GIVEN REQUEST |
Quote the lines of the data below verbatim, beginning at the line that contains "Type out the text in this image." and ending at the last line, both included, and excluding pictures.

ITEMS |
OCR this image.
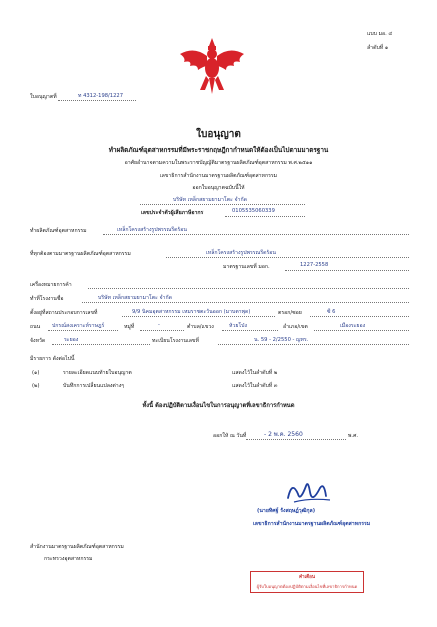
แบบ มอ. ๔
ลำดับที่ ๑
ใบอนุญาตที่	ท 4312-198/1227
ใบอนุญาต
ทำผลิตภัณฑ์อุตสาหกรรมที่มีพระราชกฤษฎีกากำหนดให้ต้องเป็นไปตามมาตรฐาน
อาศัยอำนาจตามความในพระราชบัญญัติมาตรฐานผลิตภัณฑ์อุตสาหกรรม พ.ศ.๒๕๑๑
เลขาธิการสำนักงานมาตรฐานผลิตภัณฑ์อุตสาหกรรม
ออกใบอนุญาตฉบับนี้ให้
บริษัท เหล็กสยามยามาโตะ จำกัด
เลขประจำตัวผู้เสียภาษีอากร	0105535060339
ทำผลิตภัณฑ์อุตสาหกรรม	เหล็กโครงสร้างรูปพรรณรีดร้อน
ที่ทุกต้องตามมาตรฐานผลิตภัณฑ์อุตสาหกรรม	เหล็กโครงสร้างรูปพรรณรีดร้อน
มาตรฐานเลขที่ มอก.	1227-2558
เครื่องหมายการค้า
ทำที่โรงงานชื่อ	บริษัท เหล็กสยามยามาโตะ จำกัด
ตั้งอยู่ที่สถานประกอบการเลขที่	9/9 นิคมอุตสาหกรรม เหมราชตะวันออก (มาบตาพุด)	ตรอก/ซอย	ซี 6
ถนน ปกรณ์สงเคราะห์ราษฎร์	หมู่ที่	-	ตำบล/แขวง	ห้วยโป่ง	อำเภอ/เขต	เมืองระยอง
จังหวัด	ระยอง	ทะเบียนโรงงานเลขที่	น. 59 - 2/2550 - ญทร.
มีรายการ ดังต่อไปนี้
(๑)	รายละเอียดแนบท้ายใบอนุญาต	แสดงไว้ในลำดับที่ ๒
(๒)	บันทึกการเปลี่ยนแปลงต่างๆ	แสดงไว้ในลำดับที่ ๓
ทั้งนี้ ต้องปฏิบัติตามเงื่อนไขในการอนุญาตที่เลขาธิการกำหนด
ออกให้ ณ วันที่	- 2 พ.ค. 2560	พ.ศ.
(นายทิศฐ์ รังสฤษฏ์วุฒิกุล)
เลขาธิการสำนักงานมาตรฐานผลิตภัณฑ์อุตสาหกรรม
สำนักงานมาตรฐานผลิตภัณฑ์อุตสาหกรรม
กระทรวงอุตสาหกรรม
คำเตือน
ผู้รับใบอนุญาตต้องปฏิบัติตามเงื่อนไขที่เลขาธิการกำหนด
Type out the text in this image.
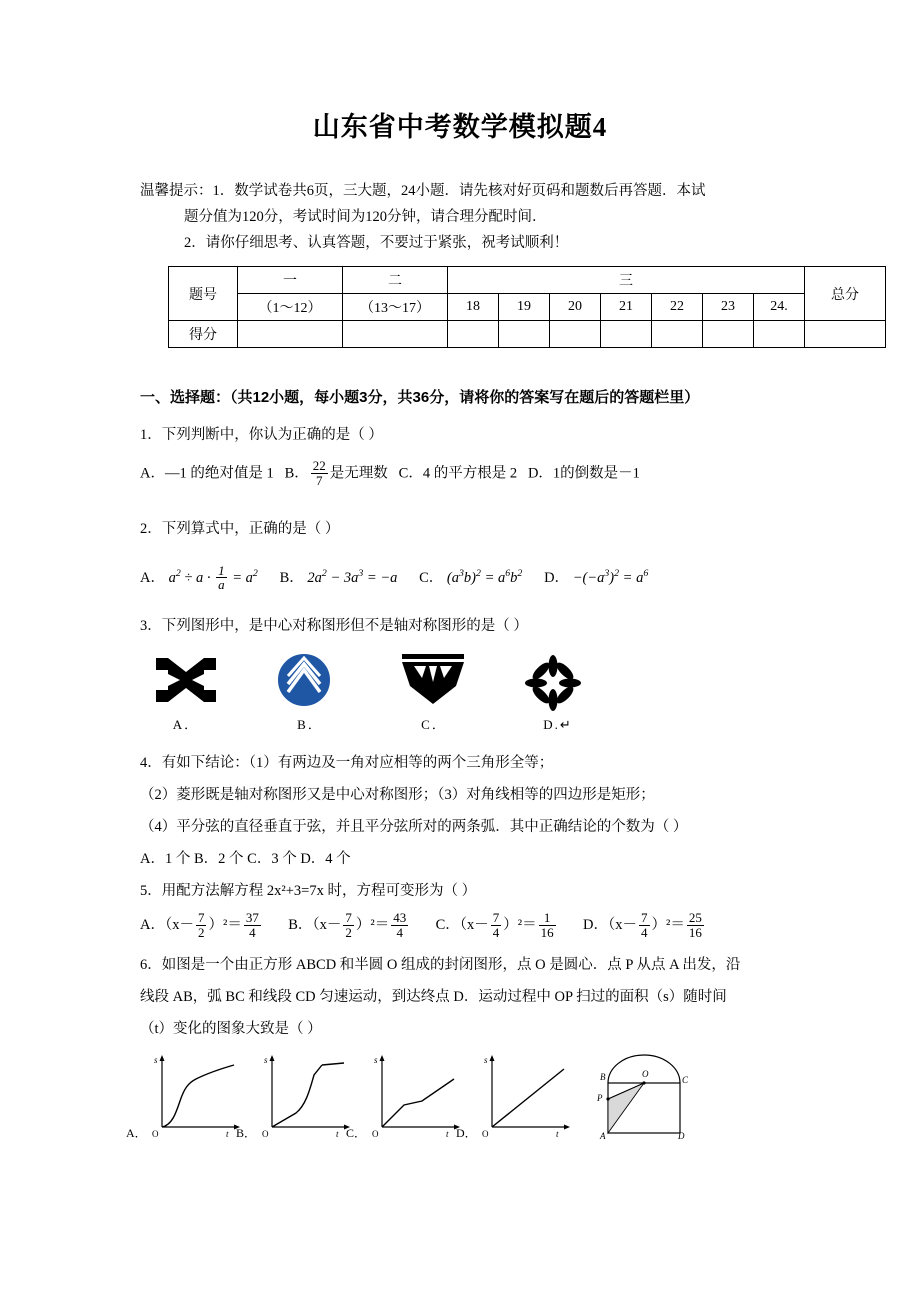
山东省中考数学模拟题4
温馨提示：1．数学试卷共6页，三大题，24小题．请先核对好页码和题数后再答题．本试
题分值为120分，考试时间为120分钟，请合理分配时间．
2．请你仔细思考、认真答题，不要过于紧张，祝考试顺利！
题号	一	二	三							总分
	（1～12）	（13～17）	18	19	20	21	22	23	24.	
得分										
一、选择题：（共12小题，每小题3分，共36分，请将你的答案写在题后的答题栏里）
1．下列判断中，你认为正确的是（ ）
A．—1 的绝对值是 1 B． $\frac{22}{7}$ 是无理数 C．4 的平方根是 2 D．1的倒数是－1
2．下列算式中，正确的是（ ）
A． $a^2 \div a \cdot \frac{1}{a} = a^2$ B． $2a^2 - 3a^3 = -a$ C． $(a^3b)^2 = a^6b^2$ D． $-(-a^3)^2 = a^6$
3．下列图形中，是中心对称图形但不是轴对称图形的是（ ）
A．	B．	C．	D.↵
4．有如下结论：（1）有两边及一角对应相等的两个三角形全等；
（2）菱形既是轴对称图形又是中心对称图形；（3）对角线相等的四边形是矩形；
（4）平分弦的直径垂直于弦，并且平分弦所对的两条弧．其中正确结论的个数为（ ）
A．1 个 B．2 个 C．3 个 D．4 个
5．用配方法解方程 2x²+3=7x 时，方程可变形为（ ）
A．$(x- \frac{7}{2} )^2= \frac{37}{4}$ B．$(x- \frac{7}{2} )^2= \frac{43}{4}$ C．$(x- \frac{7}{4} )^2= \frac{1}{16}$ D．$(x- \frac{7}{4} )^2= \frac{25}{16}$
6．如图是一个由正方形 ABCD 和半圆 O 组成的封闭图形，点 O 是圆心．点 P 从点 A 出发，沿
线段 AB，弧 BC 和线段 CD 匀速运动，到达终点 D．运动过程中 OP 扫过的面积（s）随时间
（t）变化的图象大致是（ ）
s
t
O
A．
s
t
O
B．
s
t
O
C．
s
t
O
D．
B	O
C
P
A	D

SOLUTION TO THIS PROBLEM |
Type out the text in this image.
山东省中考数学模拟题4
温馨提示：1．数学试卷共6页，三大题，24小题．请先核对好页码和题数后再答题．本试
题分值为120分，考试时间为120分钟，请合理分配时间．
2．请你仔细思考、认真答题，不要过于紧张，祝考试顺利！
题号	一	二	三							总分
	（1～12）	（13～17）	18	19	20	21	22	23	24.	
得分										
一、选择题：（共12小题，每小题3分，共36分，请将你的答案写在题后的答题栏里）
1．下列判断中，你认为正确的是（ ）
A．—1 的绝对值是 1 B． $\frac{22}{7}$ 是无理数 C．4 的平方根是 2 D．1的倒数是－1
2．下列算式中，正确的是（ ）
A． $a^2 \div a \cdot \frac{1}{a} = a^2$ B． $2a^2 - 3a^3 = -a$ C． $(a^3b)^2 = a^6b^2$ D． $-(-a^3)^2 = a^6$
3．下列图形中，是中心对称图形但不是轴对称图形的是（ ）
A．	B．	C．	D.↵
4．有如下结论：（1）有两边及一角对应相等的两个三角形全等；
（2）菱形既是轴对称图形又是中心对称图形；（3）对角线相等的四边形是矩形；
（4）平分弦的直径垂直于弦，并且平分弦所对的两条弧．其中正确结论的个数为（ ）
A．1 个 B．2 个 C．3 个 D．4 个
5．用配方法解方程 2x²+3=7x 时，方程可变形为（ ）
A．$(x- \frac{7}{2} )^2= \frac{37}{4}$ B．$(x- \frac{7}{2} )^2= \frac{43}{4}$ C．$(x- \frac{7}{4} )^2= \frac{1}{16}$ D．$(x- \frac{7}{4} )^2= \frac{25}{16}$
6．如图是一个由正方形 ABCD 和半圆 O 组成的封闭图形，点 O 是圆心．点 P 从点 A 出发，沿
线段 AB，弧 BC 和线段 CD 匀速运动，到达终点 D．运动过程中 OP 扫过的面积（s）随时间
（t）变化的图象大致是（ ）
s
t
O
A．
s
t
O
B．
s
t
O
C．
s
t
O
D．
B	O
C
P
A	D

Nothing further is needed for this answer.